** Begin **

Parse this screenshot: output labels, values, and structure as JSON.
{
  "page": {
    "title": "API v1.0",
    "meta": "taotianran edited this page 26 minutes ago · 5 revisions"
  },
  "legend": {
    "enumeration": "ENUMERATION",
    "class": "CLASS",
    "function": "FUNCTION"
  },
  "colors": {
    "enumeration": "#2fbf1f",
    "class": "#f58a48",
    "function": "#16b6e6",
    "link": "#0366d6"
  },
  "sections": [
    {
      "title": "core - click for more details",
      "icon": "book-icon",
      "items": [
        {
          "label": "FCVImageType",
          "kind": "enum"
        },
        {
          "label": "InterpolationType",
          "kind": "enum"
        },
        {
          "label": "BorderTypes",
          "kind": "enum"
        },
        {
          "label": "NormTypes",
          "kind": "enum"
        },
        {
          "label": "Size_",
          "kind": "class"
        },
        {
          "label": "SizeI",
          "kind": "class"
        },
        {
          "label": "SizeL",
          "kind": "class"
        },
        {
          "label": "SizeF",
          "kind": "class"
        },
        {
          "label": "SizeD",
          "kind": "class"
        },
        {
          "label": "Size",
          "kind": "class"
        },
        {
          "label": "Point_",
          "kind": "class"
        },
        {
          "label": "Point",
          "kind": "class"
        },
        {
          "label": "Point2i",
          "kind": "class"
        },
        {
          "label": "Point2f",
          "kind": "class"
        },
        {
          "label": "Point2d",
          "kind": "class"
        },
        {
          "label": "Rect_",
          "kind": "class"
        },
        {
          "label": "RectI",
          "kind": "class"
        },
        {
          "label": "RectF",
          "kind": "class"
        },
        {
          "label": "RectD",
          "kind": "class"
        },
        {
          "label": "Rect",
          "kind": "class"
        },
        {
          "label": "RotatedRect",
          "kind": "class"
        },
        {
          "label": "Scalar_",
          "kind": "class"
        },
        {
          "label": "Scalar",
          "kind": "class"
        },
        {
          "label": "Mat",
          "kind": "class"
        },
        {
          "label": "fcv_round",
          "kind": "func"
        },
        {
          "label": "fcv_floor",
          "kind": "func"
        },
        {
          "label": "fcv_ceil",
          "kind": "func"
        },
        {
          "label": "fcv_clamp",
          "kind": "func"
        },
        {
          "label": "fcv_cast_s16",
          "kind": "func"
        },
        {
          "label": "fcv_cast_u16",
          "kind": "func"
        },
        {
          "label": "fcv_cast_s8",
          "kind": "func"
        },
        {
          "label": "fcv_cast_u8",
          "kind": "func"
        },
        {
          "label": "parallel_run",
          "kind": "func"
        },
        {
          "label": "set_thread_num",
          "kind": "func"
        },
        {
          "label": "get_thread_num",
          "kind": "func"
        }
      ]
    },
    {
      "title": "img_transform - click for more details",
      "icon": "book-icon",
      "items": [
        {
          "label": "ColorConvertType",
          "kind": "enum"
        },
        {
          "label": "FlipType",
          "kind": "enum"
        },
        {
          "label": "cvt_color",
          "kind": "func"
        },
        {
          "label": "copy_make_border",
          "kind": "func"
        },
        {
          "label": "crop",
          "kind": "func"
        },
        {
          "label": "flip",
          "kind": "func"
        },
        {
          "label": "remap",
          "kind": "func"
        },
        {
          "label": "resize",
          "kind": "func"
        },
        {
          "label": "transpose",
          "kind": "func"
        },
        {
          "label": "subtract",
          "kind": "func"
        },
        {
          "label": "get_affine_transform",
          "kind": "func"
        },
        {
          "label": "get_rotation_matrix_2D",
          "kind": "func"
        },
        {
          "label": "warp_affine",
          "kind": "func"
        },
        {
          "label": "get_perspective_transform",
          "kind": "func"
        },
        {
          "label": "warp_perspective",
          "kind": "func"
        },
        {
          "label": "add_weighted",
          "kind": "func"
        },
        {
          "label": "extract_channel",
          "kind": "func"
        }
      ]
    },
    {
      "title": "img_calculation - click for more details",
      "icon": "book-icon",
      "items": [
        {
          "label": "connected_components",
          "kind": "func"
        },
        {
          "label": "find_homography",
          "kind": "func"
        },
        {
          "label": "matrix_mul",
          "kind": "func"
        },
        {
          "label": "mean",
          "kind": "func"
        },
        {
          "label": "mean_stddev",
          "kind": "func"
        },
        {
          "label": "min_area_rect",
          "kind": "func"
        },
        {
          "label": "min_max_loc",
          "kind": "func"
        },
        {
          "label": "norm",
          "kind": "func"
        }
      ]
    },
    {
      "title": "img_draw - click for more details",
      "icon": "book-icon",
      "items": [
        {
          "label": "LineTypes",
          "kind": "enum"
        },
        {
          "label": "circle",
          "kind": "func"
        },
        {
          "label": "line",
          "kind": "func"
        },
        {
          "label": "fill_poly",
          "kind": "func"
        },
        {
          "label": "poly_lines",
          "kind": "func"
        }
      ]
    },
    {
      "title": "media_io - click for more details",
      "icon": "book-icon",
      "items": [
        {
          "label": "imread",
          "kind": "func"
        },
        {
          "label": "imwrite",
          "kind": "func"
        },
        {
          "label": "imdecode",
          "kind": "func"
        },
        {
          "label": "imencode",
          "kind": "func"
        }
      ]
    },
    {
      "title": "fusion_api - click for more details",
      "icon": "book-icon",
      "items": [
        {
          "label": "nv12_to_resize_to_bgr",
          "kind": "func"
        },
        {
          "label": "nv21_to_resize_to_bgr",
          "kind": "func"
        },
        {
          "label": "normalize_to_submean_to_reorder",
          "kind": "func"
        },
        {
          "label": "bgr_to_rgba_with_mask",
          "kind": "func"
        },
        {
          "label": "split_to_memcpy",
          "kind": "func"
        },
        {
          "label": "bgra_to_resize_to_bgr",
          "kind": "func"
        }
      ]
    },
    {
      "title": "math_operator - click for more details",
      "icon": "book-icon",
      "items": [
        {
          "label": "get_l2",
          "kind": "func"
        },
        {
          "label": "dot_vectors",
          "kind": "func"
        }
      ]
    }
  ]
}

** End **

◆ **DESCRIPTION OF THE TASK**
Restate all of the entries above precisely.

◆ **FULL ANSWER**
Parse this screenshot: output labels, values, and structure as JSON.
{
  "page": {
    "title": "API v1.0",
    "meta": "taotianran edited this page 26 minutes ago · 5 revisions"
  },
  "legend": {
    "enumeration": "ENUMERATION",
    "class": "CLASS",
    "function": "FUNCTION"
  },
  "colors": {
    "enumeration": "#2fbf1f",
    "class": "#f58a48",
    "function": "#16b6e6",
    "link": "#0366d6"
  },
  "sections": [
    {
      "title": "core - click for more details",
      "icon": "book-icon",
      "items": [
        {
          "label": "FCVImageType",
          "kind": "enum"
        },
        {
          "label": "InterpolationType",
          "kind": "enum"
        },
        {
          "label": "BorderTypes",
          "kind": "enum"
        },
        {
          "label": "NormTypes",
          "kind": "enum"
        },
        {
          "label": "Size_",
          "kind": "class"
        },
        {
          "label": "SizeI",
          "kind": "class"
        },
        {
          "label": "SizeL",
          "kind": "class"
        },
        {
          "label": "SizeF",
          "kind": "class"
        },
        {
          "label": "SizeD",
          "kind": "class"
        },
        {
          "label": "Size",
          "kind": "class"
        },
        {
          "label": "Point_",
          "kind": "class"
        },
        {
          "label": "Point",
          "kind": "class"
        },
        {
          "label": "Point2i",
          "kind": "class"
        },
        {
          "label": "Point2f",
          "kind": "class"
        },
        {
          "label": "Point2d",
          "kind": "class"
        },
        {
          "label": "Rect_",
          "kind": "class"
        },
        {
          "label": "RectI",
          "kind": "class"
        },
        {
          "label": "RectF",
          "kind": "class"
        },
        {
          "label": "RectD",
          "kind": "class"
        },
        {
          "label": "Rect",
          "kind": "class"
        },
        {
          "label": "RotatedRect",
          "kind": "class"
        },
        {
          "label": "Scalar_",
          "kind": "class"
        },
        {
          "label": "Scalar",
          "kind": "class"
        },
        {
          "label": "Mat",
          "kind": "class"
        },
        {
          "label": "fcv_round",
          "kind": "func"
        },
        {
          "label": "fcv_floor",
          "kind": "func"
        },
        {
          "label": "fcv_ceil",
          "kind": "func"
        },
        {
          "label": "fcv_clamp",
          "kind": "func"
        },
        {
          "label": "fcv_cast_s16",
          "kind": "func"
        },
        {
          "label": "fcv_cast_u16",
          "kind": "func"
        },
        {
          "label": "fcv_cast_s8",
          "kind": "func"
        },
        {
          "label": "fcv_cast_u8",
          "kind": "func"
        },
        {
          "label": "parallel_run",
          "kind": "func"
        },
        {
          "label": "set_thread_num",
          "kind": "func"
        },
        {
          "label": "get_thread_num",
          "kind": "func"
        }
      ]
    },
    {
      "title": "img_transform - click for more details",
      "icon": "book-icon",
      "items": [
        {
          "label": "ColorConvertType",
          "kind": "enum"
        },
        {
          "label": "FlipType",
          "kind": "enum"
        },
        {
          "label": "cvt_color",
          "kind": "func"
        },
        {
          "label": "copy_make_border",
          "kind": "func"
        },
        {
          "label": "crop",
          "kind": "func"
        },
        {
          "label": "flip",
          "kind": "func"
        },
        {
          "label": "remap",
          "kind": "func"
        },
        {
          "label": "resize",
          "kind": "func"
        },
        {
          "label": "transpose",
          "kind": "func"
        },
        {
          "label": "subtract",
          "kind": "func"
        },
        {
          "label": "get_affine_transform",
          "kind": "func"
        },
        {
          "label": "get_rotation_matrix_2D",
          "kind": "func"
        },
        {
          "label": "warp_affine",
          "kind": "func"
        },
        {
          "label": "get_perspective_transform",
          "kind": "func"
        },
        {
          "label": "warp_perspective",
          "kind": "func"
        },
        {
          "label": "add_weighted",
          "kind": "func"
        },
        {
          "label": "extract_channel",
          "kind": "func"
        }
      ]
    },
    {
      "title": "img_calculation - click for more details",
      "icon": "book-icon",
      "items": [
        {
          "label": "connected_components",
          "kind": "func"
        },
        {
          "label": "find_homography",
          "kind": "func"
        },
        {
          "label": "matrix_mul",
          "kind": "func"
        },
        {
          "label": "mean",
          "kind": "func"
        },
        {
          "label": "mean_stddev",
          "kind": "func"
        },
        {
          "label": "min_area_rect",
          "kind": "func"
        },
        {
          "label": "min_max_loc",
          "kind": "func"
        },
        {
          "label": "norm",
          "kind": "func"
        }
      ]
    },
    {
      "title": "img_draw - click for more details",
      "icon": "book-icon",
      "items": [
        {
          "label": "LineTypes",
          "kind": "enum"
        },
        {
          "label": "circle",
          "kind": "func"
        },
        {
          "label": "line",
          "kind": "func"
        },
        {
          "label": "fill_poly",
          "kind": "func"
        },
        {
          "label": "poly_lines",
          "kind": "func"
        }
      ]
    },
    {
      "title": "media_io - click for more details",
      "icon": "book-icon",
      "items": [
        {
          "label": "imread",
          "kind": "func"
        },
        {
          "label": "imwrite",
          "kind": "func"
        },
        {
          "label": "imdecode",
          "kind": "func"
        },
        {
          "label": "imencode",
          "kind": "func"
        }
      ]
    },
    {
      "title": "fusion_api - click for more details",
      "icon": "book-icon",
      "items": [
        {
          "label": "nv12_to_resize_to_bgr",
          "kind": "func"
        },
        {
          "label": "nv21_to_resize_to_bgr",
          "kind": "func"
        },
        {
          "label": "normalize_to_submean_to_reorder",
          "kind": "func"
        },
        {
          "label": "bgr_to_rgba_with_mask",
          "kind": "func"
        },
        {
          "label": "split_to_memcpy",
          "kind": "func"
        },
        {
          "label": "bgra_to_resize_to_bgr",
          "kind": "func"
        }
      ]
    },
    {
      "title": "math_operator - click for more details",
      "icon": "book-icon",
      "items": [
        {
          "label": "get_l2",
          "kind": "func"
        },
        {
          "label": "dot_vectors",
          "kind": "func"
        }
      ]
    }
  ]
}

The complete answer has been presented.